EXERCISE DESCRIPTION: Print the listing in its entirety and exactly, leaving out images.

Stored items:

— START —

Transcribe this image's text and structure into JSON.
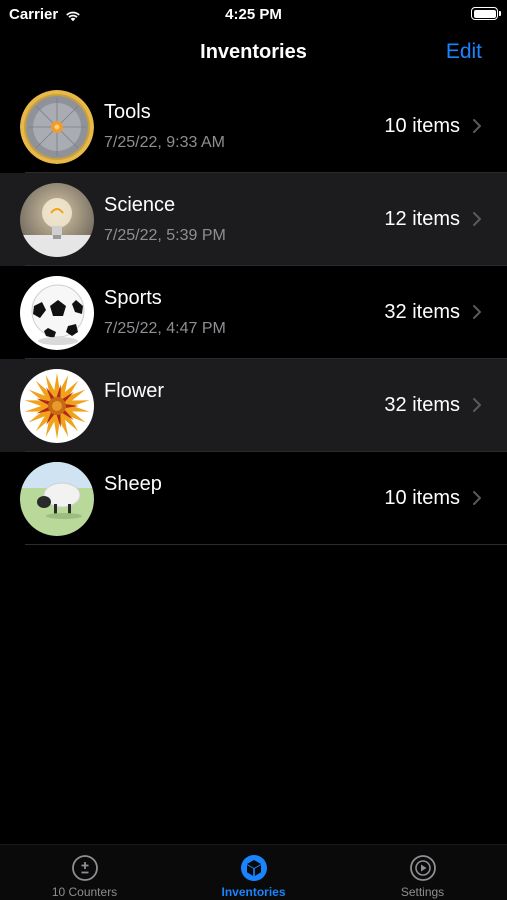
{
  "status": {
    "carrier": "Carrier",
    "time": "4:25 PM"
  },
  "nav": {
    "title": "Inventories",
    "edit_label": "Edit"
  },
  "colors": {
    "accent": "#1a84ff",
    "secondary_text": "#8e8e93",
    "row_alt_bg": "#1c1c1e"
  },
  "inventories": [
    {
      "title": "Tools",
      "date": "7/25/22, 9:33 AM",
      "count": "10 items",
      "thumbnail": "saw-blade-image"
    },
    {
      "title": "Science",
      "date": "7/25/22, 5:39 PM",
      "count": "12 items",
      "thumbnail": "light-bulb-image"
    },
    {
      "title": "Sports",
      "date": "7/25/22, 4:47 PM",
      "count": "32 items",
      "thumbnail": "soccer-ball-image"
    },
    {
      "title": "Flower",
      "date": "",
      "count": "32 items",
      "thumbnail": "flower-image"
    },
    {
      "title": "Sheep",
      "date": "",
      "count": "10 items",
      "thumbnail": "sheep-image"
    }
  ],
  "tabs": [
    {
      "label": "10 Counters",
      "icon": "plus-minus-icon",
      "active": false
    },
    {
      "label": "Inventories",
      "icon": "box-icon",
      "active": true
    },
    {
      "label": "Settings",
      "icon": "play-gear-icon",
      "active": false
    }
  ]
}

— END —

ANSWER TO THIS PROBLEM:
Transcribe this image's text and structure into JSON.
{
  "status": {
    "carrier": "Carrier",
    "time": "4:25 PM"
  },
  "nav": {
    "title": "Inventories",
    "edit_label": "Edit"
  },
  "colors": {
    "accent": "#1a84ff",
    "secondary_text": "#8e8e93",
    "row_alt_bg": "#1c1c1e"
  },
  "inventories": [
    {
      "title": "Tools",
      "date": "7/25/22, 9:33 AM",
      "count": "10 items",
      "thumbnail": "saw-blade-image"
    },
    {
      "title": "Science",
      "date": "7/25/22, 5:39 PM",
      "count": "12 items",
      "thumbnail": "light-bulb-image"
    },
    {
      "title": "Sports",
      "date": "7/25/22, 4:47 PM",
      "count": "32 items",
      "thumbnail": "soccer-ball-image"
    },
    {
      "title": "Flower",
      "date": "",
      "count": "32 items",
      "thumbnail": "flower-image"
    },
    {
      "title": "Sheep",
      "date": "",
      "count": "10 items",
      "thumbnail": "sheep-image"
    }
  ],
  "tabs": [
    {
      "label": "10 Counters",
      "icon": "plus-minus-icon",
      "active": false
    },
    {
      "label": "Inventories",
      "icon": "box-icon",
      "active": true
    },
    {
      "label": "Settings",
      "icon": "play-gear-icon",
      "active": false
    }
  ]
}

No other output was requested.